_TO-DO LIST_
a) Answer these from the market commentary:
(i) How many points did the Nasdaq gain?
(ii) What inflation rate does it cite?
(iii) By what percentage did New Home Sales rise month over month?
b) Reproduce the stretch of the market commentary from "Free illustrations of" through "life is good….", word for word.

_TEXT PROVIDED_
════════
It’s the End of the Quarter! Stocks in Rally Mode – Try the Swordfish

Kenny PolcariUncategorized

Free illustrations of Sports

 

Things you need to know    

  • Stocks rally as some consider the state of the union
  • JPM’s Marko Kolanovic predicts a gain of 7% THIS WEEK
  • It is the end of the 2nd qtr. – expect lots of window dressing
  • Oil bounces off of trendline support and moves higher
  • Try the Seared Swordfish on a bed of Puttanesca Sauce w/Polenta squares

Stocks ended the day strong; commodities weaken, treasury prices rise – sending yields down, oil is up, and life is good….

The bulls finally having a day in the sun, as the bears went into hiding to regroup…….– the Dow (which was the underperformer on Friday)  added 825 pts or 2.6%, the S&P up 116 pts or 3%, the Nasdaq gained 375 pts or 3.3%, the Russell gained 34 pts or 3.1% and the Transports added 520 pts or 3.9%.  The move being credited the ongoing economic data that appears to be pointing to a slowing economy that will allow the FED to reconsider the latest narrative of ‘aggressive rate hikes’ in favor of ‘less aggressive rate hikes’ as they try to convince us that inflation is weakening, and the worst is over….

Reports last week showed Services PMI declining, Manufacturing PMI declining, regional FED activity declining and Consumer Sentiment and Consumer Confidence also in decline (none of this would be considered bullish if rates were stable and inflation was 2%) but with inflation at 8.6% and rising rates all the rage – the sense is that the newest FED policy is working to slow the economy…..….Well, how is it working to slow the rise in energy, food and rents?  It is not…and that is what is important to consumers on a daily basis…and with summer driving and cooling needs in high gear – do not expect to see energy retreat…and then we move into winter where the demand for oil spikes again as the need to heat your home takes center stage.  And what about revolving credit?  What do you think happens to that when the FED raises rates?  It does not go DOWN…. that is for sure….and that only takes more ‘disposable’ dollars out of the market.  Maybe the Biden’s will consider cancelling revolving credit along with student loans…. – think about the relief that would bring….

What was interesting though, was the strength in Mortgage Apps – which were up by 4% on Wednesday along with New Home Sales on Friday that were expected to be down by 0.2% – surprised even the most bullish analysts rising by 10.7% m/m.
════════
_DATASET EXTRACT_
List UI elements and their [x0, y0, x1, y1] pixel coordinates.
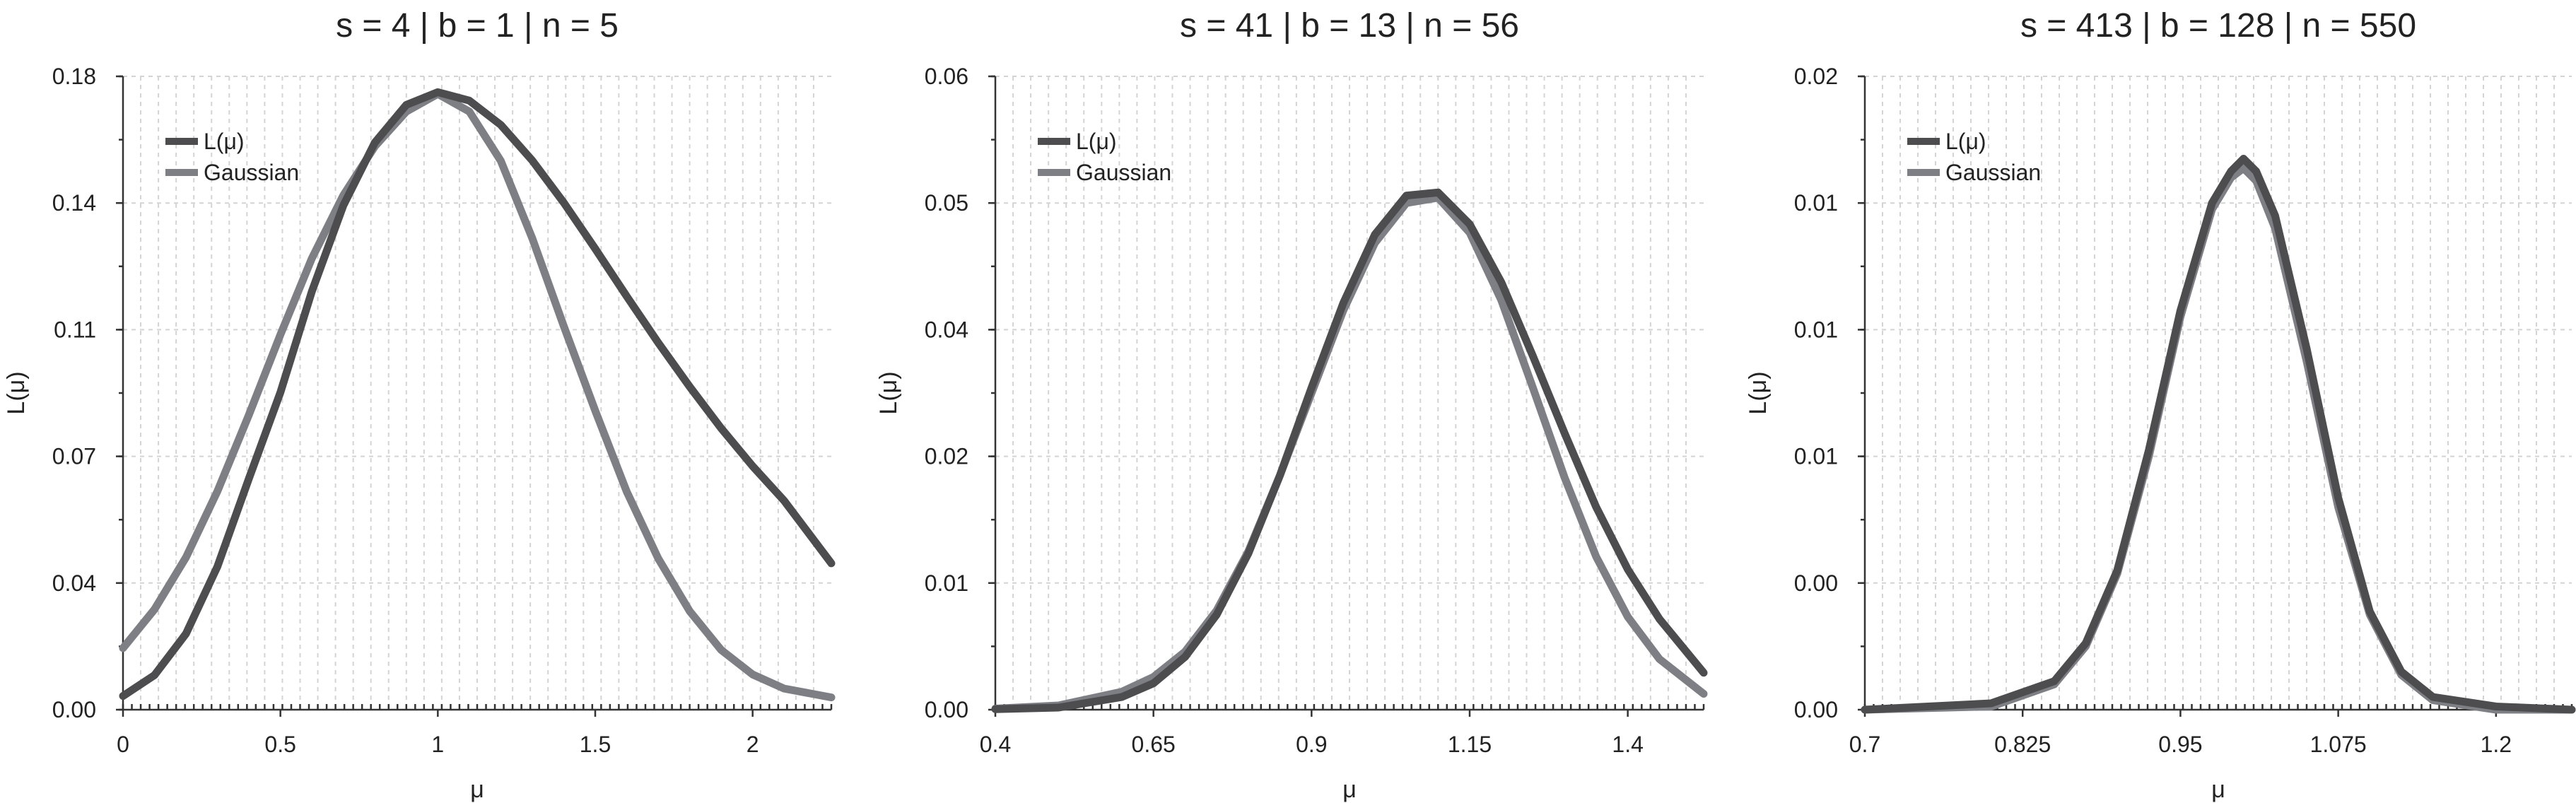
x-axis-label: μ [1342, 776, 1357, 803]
════════
_SOLUTIONS BELOW_
a)
(i) 375 points
(ii) 8.6%
(iii) 10.7%

b)
Free illustrations of Sports

 

Things you need to know    

  • Stocks rally as some consider the state of the union
  • JPM’s Marko Kolanovic predicts a gain of 7% THIS WEEK
  • It is the end of the 2nd qtr. – expect lots of window dressing
  • Oil bounces off of trendline support and moves higher
  • Try the Seared Swordfish on a bed of Puttanesca Sauce w/Polenta squares

Stocks ended the day strong; commodities weaken, treasury prices rise – sending yields down, oil is up, and life is good….